* [WHAT THE TASK REQUIRES]
Go through the data below and gather each line containing "zich".

[Records contained in a dataset]
· · · · · · ·
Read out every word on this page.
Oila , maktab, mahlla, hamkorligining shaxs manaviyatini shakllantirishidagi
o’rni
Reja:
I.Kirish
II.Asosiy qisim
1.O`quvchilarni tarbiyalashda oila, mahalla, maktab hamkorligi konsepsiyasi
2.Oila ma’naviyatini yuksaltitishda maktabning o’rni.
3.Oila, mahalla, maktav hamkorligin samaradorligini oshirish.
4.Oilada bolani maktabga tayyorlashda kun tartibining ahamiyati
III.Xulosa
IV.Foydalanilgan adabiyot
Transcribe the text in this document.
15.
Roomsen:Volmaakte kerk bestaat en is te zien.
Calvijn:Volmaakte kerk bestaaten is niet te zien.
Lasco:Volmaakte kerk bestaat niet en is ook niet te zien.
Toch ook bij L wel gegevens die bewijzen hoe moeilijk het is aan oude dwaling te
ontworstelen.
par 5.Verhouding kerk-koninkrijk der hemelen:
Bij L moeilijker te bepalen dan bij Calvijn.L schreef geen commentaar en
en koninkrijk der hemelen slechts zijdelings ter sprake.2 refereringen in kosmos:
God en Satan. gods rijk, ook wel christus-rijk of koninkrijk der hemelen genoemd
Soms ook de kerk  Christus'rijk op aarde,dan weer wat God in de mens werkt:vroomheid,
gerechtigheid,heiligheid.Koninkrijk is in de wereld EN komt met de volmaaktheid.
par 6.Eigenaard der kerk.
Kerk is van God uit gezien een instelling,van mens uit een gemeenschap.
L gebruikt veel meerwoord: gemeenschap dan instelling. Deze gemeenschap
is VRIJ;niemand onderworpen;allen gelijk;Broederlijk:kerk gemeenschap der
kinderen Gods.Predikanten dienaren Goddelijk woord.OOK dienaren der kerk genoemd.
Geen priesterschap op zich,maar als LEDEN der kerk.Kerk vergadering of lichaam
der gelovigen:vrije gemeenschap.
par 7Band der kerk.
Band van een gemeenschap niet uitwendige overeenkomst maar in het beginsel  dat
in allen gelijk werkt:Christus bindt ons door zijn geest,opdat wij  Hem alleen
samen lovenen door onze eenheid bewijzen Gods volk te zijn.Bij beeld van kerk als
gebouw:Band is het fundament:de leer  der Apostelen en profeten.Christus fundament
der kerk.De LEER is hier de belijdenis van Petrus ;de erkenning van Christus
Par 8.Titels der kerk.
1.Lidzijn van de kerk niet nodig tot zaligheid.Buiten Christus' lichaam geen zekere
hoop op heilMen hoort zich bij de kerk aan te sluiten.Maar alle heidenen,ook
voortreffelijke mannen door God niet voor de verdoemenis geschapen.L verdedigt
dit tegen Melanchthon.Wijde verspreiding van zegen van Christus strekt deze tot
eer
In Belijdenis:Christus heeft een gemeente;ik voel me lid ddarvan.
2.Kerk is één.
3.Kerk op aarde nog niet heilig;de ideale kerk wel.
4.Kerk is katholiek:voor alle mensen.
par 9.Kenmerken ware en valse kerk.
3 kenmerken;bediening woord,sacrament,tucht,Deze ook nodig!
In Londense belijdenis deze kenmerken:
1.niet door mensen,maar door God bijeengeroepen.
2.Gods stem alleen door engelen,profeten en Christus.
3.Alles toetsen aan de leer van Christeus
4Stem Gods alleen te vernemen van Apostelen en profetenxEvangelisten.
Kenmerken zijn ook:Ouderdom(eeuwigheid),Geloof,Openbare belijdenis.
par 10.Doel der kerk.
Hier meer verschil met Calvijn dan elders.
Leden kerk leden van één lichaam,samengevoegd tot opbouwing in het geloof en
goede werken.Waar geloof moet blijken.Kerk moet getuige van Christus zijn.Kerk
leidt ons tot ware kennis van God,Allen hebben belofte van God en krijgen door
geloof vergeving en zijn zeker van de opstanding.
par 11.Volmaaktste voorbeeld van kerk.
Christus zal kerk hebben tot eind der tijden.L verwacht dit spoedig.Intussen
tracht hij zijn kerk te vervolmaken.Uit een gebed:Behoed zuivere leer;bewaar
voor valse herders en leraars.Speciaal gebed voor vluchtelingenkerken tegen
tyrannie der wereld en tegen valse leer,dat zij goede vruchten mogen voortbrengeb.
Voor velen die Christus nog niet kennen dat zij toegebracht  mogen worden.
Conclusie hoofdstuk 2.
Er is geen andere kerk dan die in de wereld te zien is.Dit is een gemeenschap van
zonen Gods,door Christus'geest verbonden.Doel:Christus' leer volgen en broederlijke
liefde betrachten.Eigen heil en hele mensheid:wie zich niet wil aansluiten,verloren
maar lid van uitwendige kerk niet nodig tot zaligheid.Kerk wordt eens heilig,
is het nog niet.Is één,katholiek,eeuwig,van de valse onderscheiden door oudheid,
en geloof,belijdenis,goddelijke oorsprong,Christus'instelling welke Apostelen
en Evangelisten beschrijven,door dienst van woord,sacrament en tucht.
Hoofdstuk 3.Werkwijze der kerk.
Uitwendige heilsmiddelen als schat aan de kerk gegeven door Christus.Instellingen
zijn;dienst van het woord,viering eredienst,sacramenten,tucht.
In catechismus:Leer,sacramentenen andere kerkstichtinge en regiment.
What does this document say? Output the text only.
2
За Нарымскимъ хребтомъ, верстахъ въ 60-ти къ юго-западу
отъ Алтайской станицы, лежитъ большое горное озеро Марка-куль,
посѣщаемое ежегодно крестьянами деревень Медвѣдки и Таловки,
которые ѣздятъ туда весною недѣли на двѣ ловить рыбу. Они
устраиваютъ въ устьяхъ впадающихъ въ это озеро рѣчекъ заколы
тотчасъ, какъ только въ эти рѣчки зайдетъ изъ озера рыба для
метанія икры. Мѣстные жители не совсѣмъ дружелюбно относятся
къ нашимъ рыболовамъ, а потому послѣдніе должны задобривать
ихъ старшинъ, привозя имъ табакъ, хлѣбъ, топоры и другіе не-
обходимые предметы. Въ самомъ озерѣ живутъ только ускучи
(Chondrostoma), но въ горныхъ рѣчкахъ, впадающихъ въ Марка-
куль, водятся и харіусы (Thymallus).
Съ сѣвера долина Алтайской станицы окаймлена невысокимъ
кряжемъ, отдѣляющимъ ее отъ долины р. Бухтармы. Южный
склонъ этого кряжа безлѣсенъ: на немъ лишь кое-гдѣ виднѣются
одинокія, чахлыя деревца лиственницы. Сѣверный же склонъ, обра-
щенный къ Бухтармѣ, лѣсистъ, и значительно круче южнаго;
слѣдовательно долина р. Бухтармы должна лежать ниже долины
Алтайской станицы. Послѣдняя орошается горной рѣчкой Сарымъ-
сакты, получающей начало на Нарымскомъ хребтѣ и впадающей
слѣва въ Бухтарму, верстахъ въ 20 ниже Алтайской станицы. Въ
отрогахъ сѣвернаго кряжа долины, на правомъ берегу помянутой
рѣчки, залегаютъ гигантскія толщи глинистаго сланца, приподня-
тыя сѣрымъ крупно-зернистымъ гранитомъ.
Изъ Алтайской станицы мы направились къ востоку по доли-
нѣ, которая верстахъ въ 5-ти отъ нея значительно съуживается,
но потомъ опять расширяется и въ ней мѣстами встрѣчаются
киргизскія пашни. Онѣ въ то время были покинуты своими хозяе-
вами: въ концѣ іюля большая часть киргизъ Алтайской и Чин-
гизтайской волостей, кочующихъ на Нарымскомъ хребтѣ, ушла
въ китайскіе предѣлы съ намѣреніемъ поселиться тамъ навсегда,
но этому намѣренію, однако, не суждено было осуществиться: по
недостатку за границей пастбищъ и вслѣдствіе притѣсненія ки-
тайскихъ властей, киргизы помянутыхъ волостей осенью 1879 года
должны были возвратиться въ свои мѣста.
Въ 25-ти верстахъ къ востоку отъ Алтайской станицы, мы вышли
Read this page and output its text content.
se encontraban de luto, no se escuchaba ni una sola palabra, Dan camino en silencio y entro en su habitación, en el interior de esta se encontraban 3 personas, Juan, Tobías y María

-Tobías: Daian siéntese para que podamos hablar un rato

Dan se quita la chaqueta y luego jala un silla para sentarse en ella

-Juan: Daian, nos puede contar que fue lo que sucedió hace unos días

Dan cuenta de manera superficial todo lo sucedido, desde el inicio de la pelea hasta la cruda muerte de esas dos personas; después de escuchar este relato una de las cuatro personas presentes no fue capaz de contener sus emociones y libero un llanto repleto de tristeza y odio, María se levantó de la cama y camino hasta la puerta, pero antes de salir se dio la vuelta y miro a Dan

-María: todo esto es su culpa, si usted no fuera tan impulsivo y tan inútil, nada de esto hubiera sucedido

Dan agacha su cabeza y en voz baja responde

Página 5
· · · · · · ·
* [CORRECT OUTPUT]
Geen priesterschap op zich,maar als LEDEN der kerk.Kerk vergadering of lichaam
hoop op heilMen hoort zich bij de kerk aan te sluiten.Maar alle heidenen,ook
liefde betrachten.Eigen heil en hele mensheid:wie zich niet wil aansluiten,verloren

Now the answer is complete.